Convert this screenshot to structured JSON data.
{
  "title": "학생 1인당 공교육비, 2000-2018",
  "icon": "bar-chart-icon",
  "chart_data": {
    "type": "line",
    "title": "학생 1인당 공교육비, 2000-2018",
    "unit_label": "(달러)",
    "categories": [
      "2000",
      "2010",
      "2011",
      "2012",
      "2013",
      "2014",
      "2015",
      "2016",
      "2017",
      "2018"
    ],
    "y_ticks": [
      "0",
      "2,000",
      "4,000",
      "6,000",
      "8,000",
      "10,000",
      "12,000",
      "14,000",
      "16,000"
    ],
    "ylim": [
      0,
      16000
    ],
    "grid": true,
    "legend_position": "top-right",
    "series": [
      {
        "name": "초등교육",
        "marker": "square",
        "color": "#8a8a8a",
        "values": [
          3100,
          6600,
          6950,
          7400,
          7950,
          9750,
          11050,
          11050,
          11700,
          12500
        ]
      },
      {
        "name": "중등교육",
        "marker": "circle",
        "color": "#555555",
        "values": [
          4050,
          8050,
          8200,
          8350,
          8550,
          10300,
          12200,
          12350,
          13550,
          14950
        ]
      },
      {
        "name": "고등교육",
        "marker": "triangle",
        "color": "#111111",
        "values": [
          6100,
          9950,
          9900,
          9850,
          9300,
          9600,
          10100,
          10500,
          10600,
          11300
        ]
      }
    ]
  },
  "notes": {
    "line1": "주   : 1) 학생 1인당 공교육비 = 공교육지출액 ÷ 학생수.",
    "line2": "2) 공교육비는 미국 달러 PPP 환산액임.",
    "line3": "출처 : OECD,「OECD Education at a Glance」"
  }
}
• • • •
| Exercise |
Repeat every record, keeping each word and mark exactly as it is.

| Answer |
Convert this screenshot to structured JSON data.
{
  "title": "학생 1인당 공교육비, 2000-2018",
  "icon": "bar-chart-icon",
  "chart_data": {
    "type": "line",
    "title": "학생 1인당 공교육비, 2000-2018",
    "unit_label": "(달러)",
    "categories": [
      "2000",
      "2010",
      "2011",
      "2012",
      "2013",
      "2014",
      "2015",
      "2016",
      "2017",
      "2018"
    ],
    "y_ticks": [
      "0",
      "2,000",
      "4,000",
      "6,000",
      "8,000",
      "10,000",
      "12,000",
      "14,000",
      "16,000"
    ],
    "ylim": [
      0,
      16000
    ],
    "grid": true,
    "legend_position": "top-right",
    "series": [
      {
        "name": "초등교육",
        "marker": "square",
        "color": "#8a8a8a",
        "values": [
          3100,
          6600,
          6950,
          7400,
          7950,
          9750,
          11050,
          11050,
          11700,
          12500
        ]
      },
      {
        "name": "중등교육",
        "marker": "circle",
        "color": "#555555",
        "values": [
          4050,
          8050,
          8200,
          8350,
          8550,
          10300,
          12200,
          12350,
          13550,
          14950
        ]
      },
      {
        "name": "고등교육",
        "marker": "triangle",
        "color": "#111111",
        "values": [
          6100,
          9950,
          9900,
          9850,
          9300,
          9600,
          10100,
          10500,
          10600,
          11300
        ]
      }
    ]
  },
  "notes": {
    "line1": "주   : 1) 학생 1인당 공교육비 = 공교육지출액 ÷ 학생수.",
    "line2": "2) 공교육비는 미국 달러 PPP 환산액임.",
    "line3": "출처 : OECD,「OECD Education at a Glance」"
  }
}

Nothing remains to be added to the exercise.